PROVIDED PASSAGE >>
===============
화학공학소재연구정보센터
Langmuir, Vol.33, No.41, 10782-10791, 2017
Influence of CH center dot center dot center dot N Interaction in the Self-Assembly of an Oligo(isoquinolyne-ethynylyne) Molecule with Distinct Conformational States
Molecular conformational flexibility can play an important role in supramolecular self-assembly on surfaces, affecting not least chiral molecular assemblies. To explicitly and systematically investigate the role of molecular conformational flexibility in surface self-assembly, we synthesized a three-bit conformational switch where each of three switching units on the molecules can assume one of two distinct binary positions on the surface. The molecules are designed to promote C-H center dot center dot center dot N type hydrogen bonds between the switching units. While supramolecular self-assembly based on strong hydrogen-bonding interactions has been widely explored, less is known about the role of such weaker directional interactions for surface self-assembly. The synthesized molecules consist of three nitrogen-containing isoquinoline (IQ) bits connected by ethynylene spokes and terminated by tert-butyl (tBu) groups. Using high-resolution scanning tunnelling microscopy, we investigate the self-assembly of the IQ-tBu molecules on a Au(111) surface under ultrahigh-vacuum conditions. The molecules form extended domains of brick-wall structure where the molecular backbones are packed regularly but without selection of specific molecular conformations. However, statistical analysis of the extended network demonstrates alignment/correlation for the orientations of the switching units indicating specific interactions. The primary interaction motifs in the structure are quantified from DFT calculations, showing that the brick-wall structure is indeed stabilized by two types of weak C-H center dot center dot center dot N bonds, involving either aromatic hydrogens on the IQ groups or nonaromatic hydrogens on the tBu groups. Analysis of the C-H center dot center dot center dot N interactions in the brick-wall structure explains the observed distribution and alignment of molecular conformations as well as the overall organization of the molecular surface structures.
===============
DATASET RECORDS >>
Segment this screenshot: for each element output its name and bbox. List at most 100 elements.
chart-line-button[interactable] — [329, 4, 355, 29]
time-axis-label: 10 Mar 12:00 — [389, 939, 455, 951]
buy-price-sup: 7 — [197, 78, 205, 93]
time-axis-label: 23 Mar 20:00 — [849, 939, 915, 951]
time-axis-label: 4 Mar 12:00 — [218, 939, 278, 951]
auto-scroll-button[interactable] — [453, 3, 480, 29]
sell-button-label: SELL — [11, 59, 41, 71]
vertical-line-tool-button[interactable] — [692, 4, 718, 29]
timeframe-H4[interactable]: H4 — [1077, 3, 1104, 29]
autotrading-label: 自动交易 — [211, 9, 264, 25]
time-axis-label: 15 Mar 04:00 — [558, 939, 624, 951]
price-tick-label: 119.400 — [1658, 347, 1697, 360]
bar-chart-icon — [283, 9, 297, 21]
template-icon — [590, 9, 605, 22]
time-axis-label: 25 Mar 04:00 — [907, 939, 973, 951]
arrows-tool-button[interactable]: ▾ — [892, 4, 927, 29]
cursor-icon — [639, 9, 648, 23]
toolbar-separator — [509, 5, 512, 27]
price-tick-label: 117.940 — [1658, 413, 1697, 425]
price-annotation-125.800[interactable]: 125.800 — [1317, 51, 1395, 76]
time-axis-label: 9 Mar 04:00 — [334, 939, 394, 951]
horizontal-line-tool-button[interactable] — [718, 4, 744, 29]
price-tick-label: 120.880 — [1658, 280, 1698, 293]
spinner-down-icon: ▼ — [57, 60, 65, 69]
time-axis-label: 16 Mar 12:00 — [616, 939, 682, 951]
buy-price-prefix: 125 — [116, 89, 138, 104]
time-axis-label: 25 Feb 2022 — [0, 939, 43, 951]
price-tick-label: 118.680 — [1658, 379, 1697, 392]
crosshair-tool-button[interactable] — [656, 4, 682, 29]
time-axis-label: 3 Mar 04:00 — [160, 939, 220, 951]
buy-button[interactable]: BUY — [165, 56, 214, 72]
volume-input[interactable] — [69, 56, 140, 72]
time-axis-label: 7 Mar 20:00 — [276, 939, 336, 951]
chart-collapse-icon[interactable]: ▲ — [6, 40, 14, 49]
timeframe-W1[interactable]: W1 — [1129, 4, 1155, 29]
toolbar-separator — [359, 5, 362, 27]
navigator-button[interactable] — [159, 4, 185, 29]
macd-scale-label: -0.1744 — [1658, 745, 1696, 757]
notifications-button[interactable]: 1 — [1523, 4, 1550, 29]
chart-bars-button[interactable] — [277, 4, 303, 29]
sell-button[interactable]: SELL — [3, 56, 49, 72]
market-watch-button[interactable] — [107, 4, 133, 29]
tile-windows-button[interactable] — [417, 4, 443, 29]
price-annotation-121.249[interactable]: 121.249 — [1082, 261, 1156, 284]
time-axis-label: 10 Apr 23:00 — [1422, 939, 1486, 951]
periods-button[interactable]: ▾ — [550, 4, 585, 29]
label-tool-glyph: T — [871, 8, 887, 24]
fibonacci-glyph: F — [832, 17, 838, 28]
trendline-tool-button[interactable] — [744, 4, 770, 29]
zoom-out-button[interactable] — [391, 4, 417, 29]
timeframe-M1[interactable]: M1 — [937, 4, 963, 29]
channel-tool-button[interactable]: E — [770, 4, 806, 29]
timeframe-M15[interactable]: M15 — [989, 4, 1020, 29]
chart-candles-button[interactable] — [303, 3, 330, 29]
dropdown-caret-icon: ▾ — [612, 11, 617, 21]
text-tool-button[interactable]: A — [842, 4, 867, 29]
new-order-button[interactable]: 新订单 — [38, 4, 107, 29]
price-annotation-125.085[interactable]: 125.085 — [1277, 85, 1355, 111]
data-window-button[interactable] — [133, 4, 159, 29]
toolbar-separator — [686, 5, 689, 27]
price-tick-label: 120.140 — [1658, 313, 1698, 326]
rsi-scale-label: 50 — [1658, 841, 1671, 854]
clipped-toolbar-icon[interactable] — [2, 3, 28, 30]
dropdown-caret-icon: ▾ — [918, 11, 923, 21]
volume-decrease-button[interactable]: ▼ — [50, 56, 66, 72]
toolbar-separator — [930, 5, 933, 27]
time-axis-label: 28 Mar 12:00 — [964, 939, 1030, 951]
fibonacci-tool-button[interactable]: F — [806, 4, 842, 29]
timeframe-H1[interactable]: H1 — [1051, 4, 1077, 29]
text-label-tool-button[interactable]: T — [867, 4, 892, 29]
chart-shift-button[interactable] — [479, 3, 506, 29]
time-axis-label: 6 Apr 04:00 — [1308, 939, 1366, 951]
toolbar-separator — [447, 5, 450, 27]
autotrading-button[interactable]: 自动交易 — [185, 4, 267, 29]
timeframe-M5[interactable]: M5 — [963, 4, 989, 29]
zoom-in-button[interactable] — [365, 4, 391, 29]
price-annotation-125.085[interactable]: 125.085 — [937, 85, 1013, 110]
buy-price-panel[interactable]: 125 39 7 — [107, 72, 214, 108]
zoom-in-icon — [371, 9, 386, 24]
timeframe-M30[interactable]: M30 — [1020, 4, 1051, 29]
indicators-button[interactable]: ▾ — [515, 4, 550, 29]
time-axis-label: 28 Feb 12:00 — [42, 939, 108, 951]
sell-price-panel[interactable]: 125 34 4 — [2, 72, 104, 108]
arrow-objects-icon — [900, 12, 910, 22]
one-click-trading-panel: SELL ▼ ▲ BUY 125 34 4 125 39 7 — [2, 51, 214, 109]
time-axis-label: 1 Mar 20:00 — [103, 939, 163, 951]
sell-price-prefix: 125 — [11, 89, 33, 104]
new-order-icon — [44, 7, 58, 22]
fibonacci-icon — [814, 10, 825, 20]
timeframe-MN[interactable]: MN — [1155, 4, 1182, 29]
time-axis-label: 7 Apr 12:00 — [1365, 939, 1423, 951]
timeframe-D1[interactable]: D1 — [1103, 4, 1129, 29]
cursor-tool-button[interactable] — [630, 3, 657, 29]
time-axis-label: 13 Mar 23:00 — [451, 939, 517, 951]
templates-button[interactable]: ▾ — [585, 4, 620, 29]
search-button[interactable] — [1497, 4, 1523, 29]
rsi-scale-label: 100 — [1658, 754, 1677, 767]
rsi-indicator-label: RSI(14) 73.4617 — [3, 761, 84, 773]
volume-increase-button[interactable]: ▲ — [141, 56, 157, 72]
===============
ASSIGNMENT >>
In the self-assembly abstract, what surface were the IQ-tBu molecules studied on? The lines have nothing to do with the self-assembly abstract.

ANSWER BOX >>
A Au(111) surface under ultrahigh-vacuum conditions.